**Texto selecionado**
Anatomia

Zonas de perigo na face: o mapa que todo aplicador precisa dominar

8 minProfa. Dra. Bruna C. Locks

Antes de qualquer agulha vem o mapa vascular. Em harmonização facial, conhecer as zonas de perigo não é detalhe — é o que separa um aplicador seguro de um aplicador exposto.

A face possui um plexo vascular denso, com anastomoses entre artéria carótida externa e interna. Cada região tem seu mapa, e cada mapa tem suas zonas onde o risco de embolização é maior.

Glabela: a zona mais discutida

A artéria supratroclear emerge medialmente, e sua variabilidade anatômica é alta. Aplicações em planos profundos, com agulha em vez de cânula, em pacientes com pele fina, exigem cautela redobrada.

Anatomia primeiro. Produto depois.

Sulco nasolabial e a artéria angular

A angular é continuação da facial e atravessa diagonalmente o sulco. Aplicações superficiais, em retroinjeção lenta, com cânula de calibre adequado, reduzem expressivamente o risco.

**Trabalho solicitado**
[A] Segundo o artigo sobre zonas de perigo na face, a artéria angular é continuação de qual artéria?
[B] Redigite o trecho do artigo sobre zonas de perigo na face que começa em "A face possui" e termina em "exigem cautela redobrada.".
[C] Continue o artigo sobre zonas de perigo na face a partir do ponto em que ele para.

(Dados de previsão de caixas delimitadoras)

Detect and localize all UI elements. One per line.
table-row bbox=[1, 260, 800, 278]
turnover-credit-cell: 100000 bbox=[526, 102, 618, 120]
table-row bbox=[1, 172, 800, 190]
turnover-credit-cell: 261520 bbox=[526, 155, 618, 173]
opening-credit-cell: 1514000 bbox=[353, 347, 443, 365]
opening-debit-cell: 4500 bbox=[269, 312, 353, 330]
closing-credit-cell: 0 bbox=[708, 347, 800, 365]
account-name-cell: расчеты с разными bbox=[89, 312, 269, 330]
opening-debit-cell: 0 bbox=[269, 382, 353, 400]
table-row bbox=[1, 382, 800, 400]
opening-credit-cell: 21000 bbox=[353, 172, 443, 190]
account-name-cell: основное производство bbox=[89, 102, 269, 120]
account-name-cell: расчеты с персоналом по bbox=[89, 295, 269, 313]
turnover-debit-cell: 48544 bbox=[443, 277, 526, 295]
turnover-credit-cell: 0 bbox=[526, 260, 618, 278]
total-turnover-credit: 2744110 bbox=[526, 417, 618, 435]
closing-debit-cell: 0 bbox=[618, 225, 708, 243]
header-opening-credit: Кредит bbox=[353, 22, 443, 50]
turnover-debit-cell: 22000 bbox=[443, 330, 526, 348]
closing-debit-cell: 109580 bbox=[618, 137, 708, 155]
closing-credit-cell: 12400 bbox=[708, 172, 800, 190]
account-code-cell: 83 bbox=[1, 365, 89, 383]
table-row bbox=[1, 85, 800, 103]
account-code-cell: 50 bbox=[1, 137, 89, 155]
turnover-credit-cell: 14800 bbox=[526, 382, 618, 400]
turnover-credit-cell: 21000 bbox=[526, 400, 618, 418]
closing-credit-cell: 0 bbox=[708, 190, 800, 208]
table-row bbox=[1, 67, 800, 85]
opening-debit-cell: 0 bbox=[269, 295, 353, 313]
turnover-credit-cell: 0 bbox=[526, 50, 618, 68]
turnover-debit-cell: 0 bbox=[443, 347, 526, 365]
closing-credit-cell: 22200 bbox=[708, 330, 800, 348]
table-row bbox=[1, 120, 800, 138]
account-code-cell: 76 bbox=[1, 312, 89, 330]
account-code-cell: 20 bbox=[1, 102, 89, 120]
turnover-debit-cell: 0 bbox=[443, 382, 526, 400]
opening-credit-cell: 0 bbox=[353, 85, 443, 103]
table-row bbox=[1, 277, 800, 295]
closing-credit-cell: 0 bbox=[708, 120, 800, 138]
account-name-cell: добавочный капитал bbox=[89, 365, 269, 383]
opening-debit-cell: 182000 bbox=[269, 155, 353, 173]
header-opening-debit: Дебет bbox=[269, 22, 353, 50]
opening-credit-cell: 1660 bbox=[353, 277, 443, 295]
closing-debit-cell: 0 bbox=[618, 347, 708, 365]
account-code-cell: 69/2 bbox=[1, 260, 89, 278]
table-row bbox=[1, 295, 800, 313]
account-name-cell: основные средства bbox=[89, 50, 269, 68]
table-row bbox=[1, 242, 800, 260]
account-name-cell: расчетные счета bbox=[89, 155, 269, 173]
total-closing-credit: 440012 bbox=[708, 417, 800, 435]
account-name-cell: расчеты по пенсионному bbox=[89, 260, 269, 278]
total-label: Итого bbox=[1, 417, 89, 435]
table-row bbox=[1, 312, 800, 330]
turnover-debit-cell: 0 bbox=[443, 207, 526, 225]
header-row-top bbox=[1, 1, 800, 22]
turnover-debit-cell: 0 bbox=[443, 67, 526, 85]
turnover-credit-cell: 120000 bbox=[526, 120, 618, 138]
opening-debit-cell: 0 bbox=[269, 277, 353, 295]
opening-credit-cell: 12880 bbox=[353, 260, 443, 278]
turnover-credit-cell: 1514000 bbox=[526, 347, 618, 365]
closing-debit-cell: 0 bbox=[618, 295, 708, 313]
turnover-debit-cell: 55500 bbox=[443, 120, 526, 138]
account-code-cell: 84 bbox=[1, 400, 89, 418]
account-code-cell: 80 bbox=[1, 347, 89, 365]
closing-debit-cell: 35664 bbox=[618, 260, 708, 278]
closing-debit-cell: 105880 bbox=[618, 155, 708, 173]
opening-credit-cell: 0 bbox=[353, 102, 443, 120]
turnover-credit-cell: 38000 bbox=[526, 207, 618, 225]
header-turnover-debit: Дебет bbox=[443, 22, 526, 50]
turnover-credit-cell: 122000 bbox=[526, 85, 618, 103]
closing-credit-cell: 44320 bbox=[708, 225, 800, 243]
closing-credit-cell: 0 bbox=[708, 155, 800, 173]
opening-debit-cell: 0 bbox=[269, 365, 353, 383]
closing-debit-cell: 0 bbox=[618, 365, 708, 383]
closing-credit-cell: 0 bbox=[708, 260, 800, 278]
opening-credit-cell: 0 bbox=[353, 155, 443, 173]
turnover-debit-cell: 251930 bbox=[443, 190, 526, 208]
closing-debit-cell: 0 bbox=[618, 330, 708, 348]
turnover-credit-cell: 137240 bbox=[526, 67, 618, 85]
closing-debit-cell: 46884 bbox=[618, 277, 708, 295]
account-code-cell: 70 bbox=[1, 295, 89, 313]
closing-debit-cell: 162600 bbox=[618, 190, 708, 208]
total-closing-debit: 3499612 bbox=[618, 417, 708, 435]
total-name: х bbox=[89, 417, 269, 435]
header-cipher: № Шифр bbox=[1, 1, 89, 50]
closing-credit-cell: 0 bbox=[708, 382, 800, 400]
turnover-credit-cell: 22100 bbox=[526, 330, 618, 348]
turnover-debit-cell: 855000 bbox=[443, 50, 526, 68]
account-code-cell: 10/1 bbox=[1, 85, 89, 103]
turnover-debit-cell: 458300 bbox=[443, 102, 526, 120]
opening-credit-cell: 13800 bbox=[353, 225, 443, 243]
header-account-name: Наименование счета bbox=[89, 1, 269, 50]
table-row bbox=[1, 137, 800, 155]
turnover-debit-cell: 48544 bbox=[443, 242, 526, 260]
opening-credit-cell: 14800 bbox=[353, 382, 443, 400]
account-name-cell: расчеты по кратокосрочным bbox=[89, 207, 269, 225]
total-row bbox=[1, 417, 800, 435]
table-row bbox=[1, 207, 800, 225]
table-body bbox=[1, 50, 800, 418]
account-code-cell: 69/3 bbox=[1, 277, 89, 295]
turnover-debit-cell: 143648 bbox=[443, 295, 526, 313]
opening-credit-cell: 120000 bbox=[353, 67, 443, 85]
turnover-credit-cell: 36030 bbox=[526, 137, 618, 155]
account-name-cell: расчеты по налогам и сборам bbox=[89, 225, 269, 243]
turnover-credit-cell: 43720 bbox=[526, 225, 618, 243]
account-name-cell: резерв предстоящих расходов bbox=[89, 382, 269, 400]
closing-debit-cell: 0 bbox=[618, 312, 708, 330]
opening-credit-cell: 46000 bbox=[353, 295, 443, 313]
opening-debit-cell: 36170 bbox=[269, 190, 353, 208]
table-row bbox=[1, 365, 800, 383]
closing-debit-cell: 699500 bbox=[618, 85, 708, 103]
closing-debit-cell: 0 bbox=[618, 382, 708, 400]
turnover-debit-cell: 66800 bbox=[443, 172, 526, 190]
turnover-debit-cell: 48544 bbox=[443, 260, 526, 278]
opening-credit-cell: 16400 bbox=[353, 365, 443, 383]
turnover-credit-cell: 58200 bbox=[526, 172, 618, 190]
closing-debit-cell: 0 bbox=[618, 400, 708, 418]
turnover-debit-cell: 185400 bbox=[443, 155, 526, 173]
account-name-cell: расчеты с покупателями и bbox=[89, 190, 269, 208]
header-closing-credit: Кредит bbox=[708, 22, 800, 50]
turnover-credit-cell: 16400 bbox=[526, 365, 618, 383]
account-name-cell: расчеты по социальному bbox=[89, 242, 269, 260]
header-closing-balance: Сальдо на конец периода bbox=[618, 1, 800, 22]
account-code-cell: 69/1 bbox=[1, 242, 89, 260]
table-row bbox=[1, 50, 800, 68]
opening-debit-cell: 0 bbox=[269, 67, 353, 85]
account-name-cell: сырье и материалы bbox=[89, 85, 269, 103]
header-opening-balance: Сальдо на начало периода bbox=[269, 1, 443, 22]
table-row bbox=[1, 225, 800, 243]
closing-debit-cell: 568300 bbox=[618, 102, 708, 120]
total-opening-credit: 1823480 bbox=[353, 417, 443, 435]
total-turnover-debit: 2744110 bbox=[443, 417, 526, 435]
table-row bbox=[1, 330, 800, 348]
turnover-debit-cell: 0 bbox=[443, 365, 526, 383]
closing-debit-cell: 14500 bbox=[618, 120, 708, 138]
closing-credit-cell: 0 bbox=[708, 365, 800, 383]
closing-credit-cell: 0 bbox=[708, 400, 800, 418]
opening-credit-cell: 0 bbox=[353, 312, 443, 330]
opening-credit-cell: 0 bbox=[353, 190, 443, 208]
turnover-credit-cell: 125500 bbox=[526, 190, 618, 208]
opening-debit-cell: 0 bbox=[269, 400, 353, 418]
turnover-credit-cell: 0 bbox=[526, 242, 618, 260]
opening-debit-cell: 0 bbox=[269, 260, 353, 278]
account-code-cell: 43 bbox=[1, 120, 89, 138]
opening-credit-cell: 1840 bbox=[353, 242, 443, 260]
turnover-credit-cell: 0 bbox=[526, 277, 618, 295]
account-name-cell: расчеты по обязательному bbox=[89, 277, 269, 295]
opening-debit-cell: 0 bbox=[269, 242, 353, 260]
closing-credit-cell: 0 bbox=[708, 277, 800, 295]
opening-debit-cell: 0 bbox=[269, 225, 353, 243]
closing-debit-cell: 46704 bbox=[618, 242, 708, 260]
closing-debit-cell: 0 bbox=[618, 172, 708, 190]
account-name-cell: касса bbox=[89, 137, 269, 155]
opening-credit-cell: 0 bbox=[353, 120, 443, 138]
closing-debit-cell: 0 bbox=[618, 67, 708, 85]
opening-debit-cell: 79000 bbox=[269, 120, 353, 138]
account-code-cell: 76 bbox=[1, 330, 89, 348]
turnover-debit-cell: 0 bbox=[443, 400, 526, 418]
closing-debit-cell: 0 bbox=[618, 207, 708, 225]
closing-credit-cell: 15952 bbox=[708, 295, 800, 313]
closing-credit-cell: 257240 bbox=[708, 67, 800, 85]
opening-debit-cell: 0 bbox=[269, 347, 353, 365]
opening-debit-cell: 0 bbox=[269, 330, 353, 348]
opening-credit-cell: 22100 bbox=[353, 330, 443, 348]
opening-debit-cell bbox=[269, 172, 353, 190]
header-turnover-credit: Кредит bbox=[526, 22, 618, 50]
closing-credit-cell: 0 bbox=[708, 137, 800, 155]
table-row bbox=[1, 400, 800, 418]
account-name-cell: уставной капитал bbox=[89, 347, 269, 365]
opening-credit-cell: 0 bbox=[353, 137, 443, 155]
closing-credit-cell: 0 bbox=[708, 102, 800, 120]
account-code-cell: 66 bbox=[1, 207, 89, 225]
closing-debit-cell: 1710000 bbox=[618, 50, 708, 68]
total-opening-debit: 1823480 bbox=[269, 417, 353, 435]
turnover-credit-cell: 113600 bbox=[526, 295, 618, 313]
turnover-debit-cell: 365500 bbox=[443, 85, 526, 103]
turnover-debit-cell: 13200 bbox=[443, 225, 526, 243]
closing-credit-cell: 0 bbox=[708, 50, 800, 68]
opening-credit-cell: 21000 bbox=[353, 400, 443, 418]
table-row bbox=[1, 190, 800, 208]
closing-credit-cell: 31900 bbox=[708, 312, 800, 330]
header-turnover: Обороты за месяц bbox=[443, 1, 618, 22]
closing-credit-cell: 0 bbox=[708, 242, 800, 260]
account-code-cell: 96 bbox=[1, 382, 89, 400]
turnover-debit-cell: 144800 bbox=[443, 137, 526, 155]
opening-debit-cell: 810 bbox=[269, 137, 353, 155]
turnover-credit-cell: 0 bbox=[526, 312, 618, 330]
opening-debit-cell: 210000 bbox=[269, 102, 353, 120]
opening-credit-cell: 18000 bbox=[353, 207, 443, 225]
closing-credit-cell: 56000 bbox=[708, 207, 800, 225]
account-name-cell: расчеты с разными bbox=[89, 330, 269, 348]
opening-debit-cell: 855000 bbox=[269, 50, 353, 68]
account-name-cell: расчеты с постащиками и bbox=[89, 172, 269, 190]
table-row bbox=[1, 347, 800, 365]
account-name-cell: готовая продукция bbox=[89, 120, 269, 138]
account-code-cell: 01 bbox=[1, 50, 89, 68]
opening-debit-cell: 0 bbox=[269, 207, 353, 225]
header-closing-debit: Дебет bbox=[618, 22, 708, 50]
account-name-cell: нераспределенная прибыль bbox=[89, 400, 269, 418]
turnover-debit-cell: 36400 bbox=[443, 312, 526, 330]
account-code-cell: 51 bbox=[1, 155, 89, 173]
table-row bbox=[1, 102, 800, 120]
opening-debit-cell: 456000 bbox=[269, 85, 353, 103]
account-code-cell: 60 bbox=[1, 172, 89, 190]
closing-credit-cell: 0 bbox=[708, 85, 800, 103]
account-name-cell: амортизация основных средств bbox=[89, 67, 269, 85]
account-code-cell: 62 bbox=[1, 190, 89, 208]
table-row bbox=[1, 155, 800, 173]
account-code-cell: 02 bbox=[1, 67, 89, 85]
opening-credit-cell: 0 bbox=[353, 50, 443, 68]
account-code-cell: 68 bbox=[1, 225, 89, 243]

**Respostas em ordem**
[A] Da artéria facial.

[B]
A face possui um plexo vascular denso, com anastomoses entre artéria carótida externa e interna. Cada região tem seu mapa, e cada mapa tem suas zonas onde o risco de embolização é maior.

Glabela: a zona mais discutida

A artéria supratroclear emerge medialmente, e sua variabilidade anatômica é alta. Aplicações em planos profundos, com agulha em vez de cânula, em pacientes com pele fina, exigem cautela redobrada.

[C]
Têmporas: o ponto que ainda surpreende

A região temporal possui a artéria temporal superficial e seus ramos. A regra é: ou plano supraperiosteal com agulha após aspirar, ou plano subcutâneo com cânula. Plano intermediário é o lugar onde mora o problema.

  • Sempre aspire antes de injetar com agulha em zonas de risco
  • Prefira cânula em regiões com vascularização superficial densa
  • Conheça os sinais precoces de embolização — palidez, dor desproporcional, livedo
  • Tenha hialuronidase à mão antes de iniciar
  • Pacientes com cirurgias prévias têm anatomia alterada — atente

Por que isso é currículo

Em todas as nossas imersões, manejo de complicações não é apêndice. É módulo dedicado. Porque a melhor forma de tratar uma complicação é nunca tê-la — e a segunda melhor forma é reconhecê-la em segundos.